Exercise instructions:
Collect every line in the records below that contains the word "action".

Source data:
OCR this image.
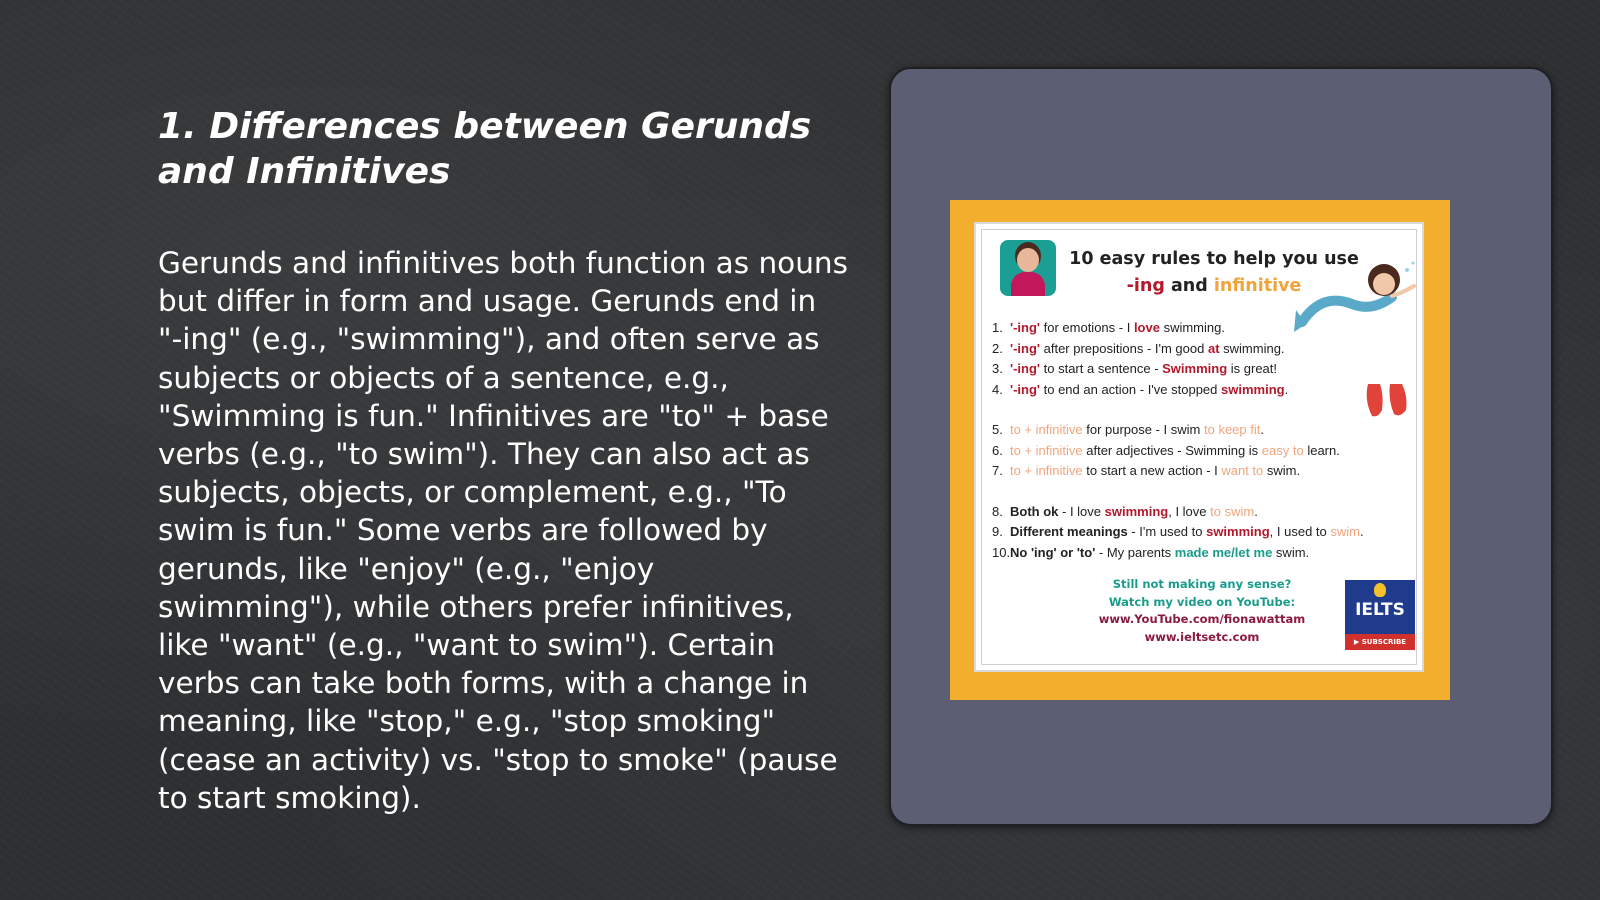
1. Differences between Gerunds and Infinitives

Gerunds and infinitives both function as nouns but differ in form and usage. Gerunds end in "-ing" (e.g., "swimming"), and often serve as subjects or objects of a sentence, e.g., "Swimming is fun." Infinitives are "to" + base verbs (e.g., "to swim"). They can also act as subjects, objects, or complement, e.g., "To swim is fun." Some verbs are followed by gerunds, like "enjoy" (e.g., "enjoy swimming"), while others prefer infinitives, like "want" (e.g., "want to swim"). Certain verbs can take both forms, with a change in meaning, like "stop," e.g., "stop smoking" (cease an activity) vs. "stop to smoke" (pause to start smoking).

10 easy rules to help you use
-ing and infinitive
1. '-ing' for emotions - I love swimming.
2. '-ing' after prepositions - I'm good at swimming.
3. '-ing' to start a sentence - Swimming is great!
4. '-ing' to end an action - I've stopped swimming.
5. to + infinitive for purpose - I swim to keep fit.
6. to + infinitive after adjectives - Swimming is easy to learn.
7. to + infinitive to start a new action - I want to swim.
8. Both ok - I love swimming, I love to swim.
9. Different meanings - I'm used to swimming, I used to swim.
10.No 'ing' or 'to' - My parents made me/let me swim.
Still not making any sense?
Watch my video on YouTube:
www.YouTube.com/fionawattam
www.ieltsetc.com
IELTS
▶ SUBSCRIBE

Output:
4. '-ing' to end an action - I've stopped swimming.
7. to + infinitive to start a new action - I want to swim.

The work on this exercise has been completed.